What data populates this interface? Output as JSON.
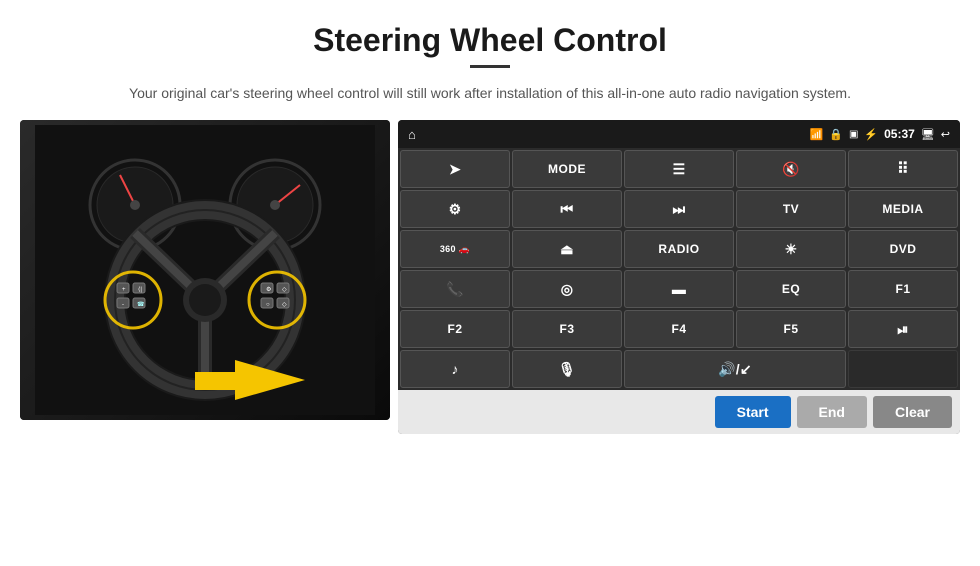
{
  "page": {
    "title": "Steering Wheel Control",
    "subtitle": "Your original car's steering wheel control will still work after installation of this all-in-one auto radio navigation system."
  },
  "statusBar": {
    "time": "05:37",
    "icons": [
      "wifi",
      "lock",
      "sim",
      "bluetooth",
      "monitor",
      "back"
    ]
  },
  "buttons": [
    {
      "id": "nav",
      "type": "icon",
      "icon": "⌂",
      "row": 1
    },
    {
      "id": "send",
      "type": "icon",
      "icon": "➤",
      "row": 1
    },
    {
      "id": "mode",
      "type": "text",
      "label": "MODE",
      "row": 1
    },
    {
      "id": "list",
      "type": "icon",
      "icon": "☰",
      "row": 1
    },
    {
      "id": "mute",
      "type": "icon",
      "icon": "🔇",
      "row": 1
    },
    {
      "id": "apps",
      "type": "icon",
      "icon": "⠿",
      "row": 1
    },
    {
      "id": "settings",
      "type": "icon",
      "icon": "⚙",
      "row": 2
    },
    {
      "id": "prev",
      "type": "icon",
      "icon": "⏮",
      "row": 2
    },
    {
      "id": "next",
      "type": "icon",
      "icon": "⏭",
      "row": 2
    },
    {
      "id": "tv",
      "type": "text",
      "label": "TV",
      "row": 2
    },
    {
      "id": "media",
      "type": "text",
      "label": "MEDIA",
      "row": 2
    },
    {
      "id": "360",
      "type": "text",
      "label": "360 🚗",
      "row": 3
    },
    {
      "id": "eject",
      "type": "icon",
      "icon": "⏏",
      "row": 3
    },
    {
      "id": "radio",
      "type": "text",
      "label": "RADIO",
      "row": 3
    },
    {
      "id": "bright",
      "type": "icon",
      "icon": "☀",
      "row": 3
    },
    {
      "id": "dvd",
      "type": "text",
      "label": "DVD",
      "row": 3
    },
    {
      "id": "phone",
      "type": "icon",
      "icon": "📞",
      "row": 4
    },
    {
      "id": "nav2",
      "type": "icon",
      "icon": "◎",
      "row": 4
    },
    {
      "id": "screen",
      "type": "icon",
      "icon": "▬",
      "row": 4
    },
    {
      "id": "eq",
      "type": "text",
      "label": "EQ",
      "row": 4
    },
    {
      "id": "f1",
      "type": "text",
      "label": "F1",
      "row": 4
    },
    {
      "id": "f2",
      "type": "text",
      "label": "F2",
      "row": 5
    },
    {
      "id": "f3",
      "type": "text",
      "label": "F3",
      "row": 5
    },
    {
      "id": "f4",
      "type": "text",
      "label": "F4",
      "row": 5
    },
    {
      "id": "f5",
      "type": "text",
      "label": "F5",
      "row": 5
    },
    {
      "id": "playpause",
      "type": "icon",
      "icon": "⏯",
      "row": 5
    },
    {
      "id": "music",
      "type": "icon",
      "icon": "♪",
      "row": 6
    },
    {
      "id": "mic",
      "type": "icon",
      "icon": "🎤",
      "row": 6
    },
    {
      "id": "vol",
      "type": "icon",
      "icon": "🔊/↙",
      "row": 6
    }
  ],
  "actionBar": {
    "startLabel": "Start",
    "endLabel": "End",
    "clearLabel": "Clear"
  }
}
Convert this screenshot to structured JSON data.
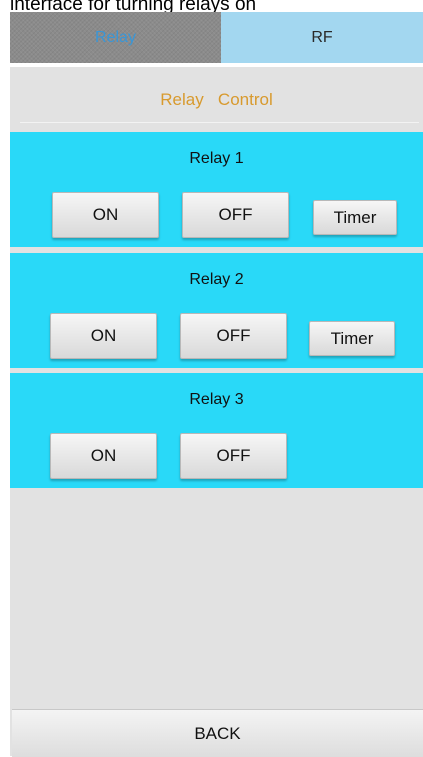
{
  "caption": "interface for turning relays on",
  "tabs": {
    "relay": "Relay",
    "rf": "RF"
  },
  "header": {
    "title": "Relay   Control"
  },
  "relays": [
    {
      "title": "Relay 1",
      "on": "ON",
      "off": "OFF",
      "timer": "Timer"
    },
    {
      "title": "Relay 2",
      "on": "ON",
      "off": "OFF",
      "timer": "Timer"
    },
    {
      "title": "Relay 3",
      "on": "ON",
      "off": "OFF"
    }
  ],
  "footer": {
    "back": "BACK"
  },
  "colors": {
    "panel": "#29d9f8",
    "header_text": "#d89a2e",
    "active_tab_text": "#3a96d6",
    "rf_tab_bg": "#a3d7f0"
  }
}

⁂

- _GOAL_
Set down the lines of the records above exactly, apart from the pictures.

- _ANSWER FOR THIS EXERCISE_
What data populates this interface? Output as JSON.
{
  "page": {
    "title": "Steering Wheel Control",
    "subtitle": "Your original car's steering wheel control will still work after installation of this all-in-one auto radio navigation system."
  },
  "statusBar": {
    "time": "05:37",
    "icons": [
      "wifi",
      "lock",
      "sim",
      "bluetooth",
      "monitor",
      "back"
    ]
  },
  "buttons": [
    {
      "id": "nav",
      "type": "icon",
      "icon": "⌂",
      "row": 1
    },
    {
      "id": "send",
      "type": "icon",
      "icon": "➤",
      "row": 1
    },
    {
      "id": "mode",
      "type": "text",
      "label": "MODE",
      "row": 1
    },
    {
      "id": "list",
      "type": "icon",
      "icon": "☰",
      "row": 1
    },
    {
      "id": "mute",
      "type": "icon",
      "icon": "🔇",
      "row": 1
    },
    {
      "id": "apps",
      "type": "icon",
      "icon": "⠿",
      "row": 1
    },
    {
      "id": "settings",
      "type": "icon",
      "icon": "⚙",
      "row": 2
    },
    {
      "id": "prev",
      "type": "icon",
      "icon": "⏮",
      "row": 2
    },
    {
      "id": "next",
      "type": "icon",
      "icon": "⏭",
      "row": 2
    },
    {
      "id": "tv",
      "type": "text",
      "label": "TV",
      "row": 2
    },
    {
      "id": "media",
      "type": "text",
      "label": "MEDIA",
      "row": 2
    },
    {
      "id": "360",
      "type": "text",
      "label": "360 🚗",
      "row": 3
    },
    {
      "id": "eject",
      "type": "icon",
      "icon": "⏏",
      "row": 3
    },
    {
      "id": "radio",
      "type": "text",
      "label": "RADIO",
      "row": 3
    },
    {
      "id": "bright",
      "type": "icon",
      "icon": "☀",
      "row": 3
    },
    {
      "id": "dvd",
      "type": "text",
      "label": "DVD",
      "row": 3
    },
    {
      "id": "phone",
      "type": "icon",
      "icon": "📞",
      "row": 4
    },
    {
      "id": "nav2",
      "type": "icon",
      "icon": "◎",
      "row": 4
    },
    {
      "id": "screen",
      "type": "icon",
      "icon": "▬",
      "row": 4
    },
    {
      "id": "eq",
      "type": "text",
      "label": "EQ",
      "row": 4
    },
    {
      "id": "f1",
      "type": "text",
      "label": "F1",
      "row": 4
    },
    {
      "id": "f2",
      "type": "text",
      "label": "F2",
      "row": 5
    },
    {
      "id": "f3",
      "type": "text",
      "label": "F3",
      "row": 5
    },
    {
      "id": "f4",
      "type": "text",
      "label": "F4",
      "row": 5
    },
    {
      "id": "f5",
      "type": "text",
      "label": "F5",
      "row": 5
    },
    {
      "id": "playpause",
      "type": "icon",
      "icon": "⏯",
      "row": 5
    },
    {
      "id": "music",
      "type": "icon",
      "icon": "♪",
      "row": 6
    },
    {
      "id": "mic",
      "type": "icon",
      "icon": "🎤",
      "row": 6
    },
    {
      "id": "vol",
      "type": "icon",
      "icon": "🔊/↙",
      "row": 6
    }
  ],
  "actionBar": {
    "startLabel": "Start",
    "endLabel": "End",
    "clearLabel": "Clear"
  }
}
Convert this screenshot to structured JSON data.
{
  "caption": "interface for turning relays on",
  "tabs": {
    "relay": "Relay",
    "rf": "RF"
  },
  "header": {
    "title": "Relay   Control"
  },
  "relays": [
    {
      "title": "Relay 1",
      "on": "ON",
      "off": "OFF",
      "timer": "Timer"
    },
    {
      "title": "Relay 2",
      "on": "ON",
      "off": "OFF",
      "timer": "Timer"
    },
    {
      "title": "Relay 3",
      "on": "ON",
      "off": "OFF"
    }
  ],
  "footer": {
    "back": "BACK"
  },
  "colors": {
    "panel": "#29d9f8",
    "header_text": "#d89a2e",
    "active_tab_text": "#3a96d6",
    "rf_tab_bg": "#a3d7f0"
  }
}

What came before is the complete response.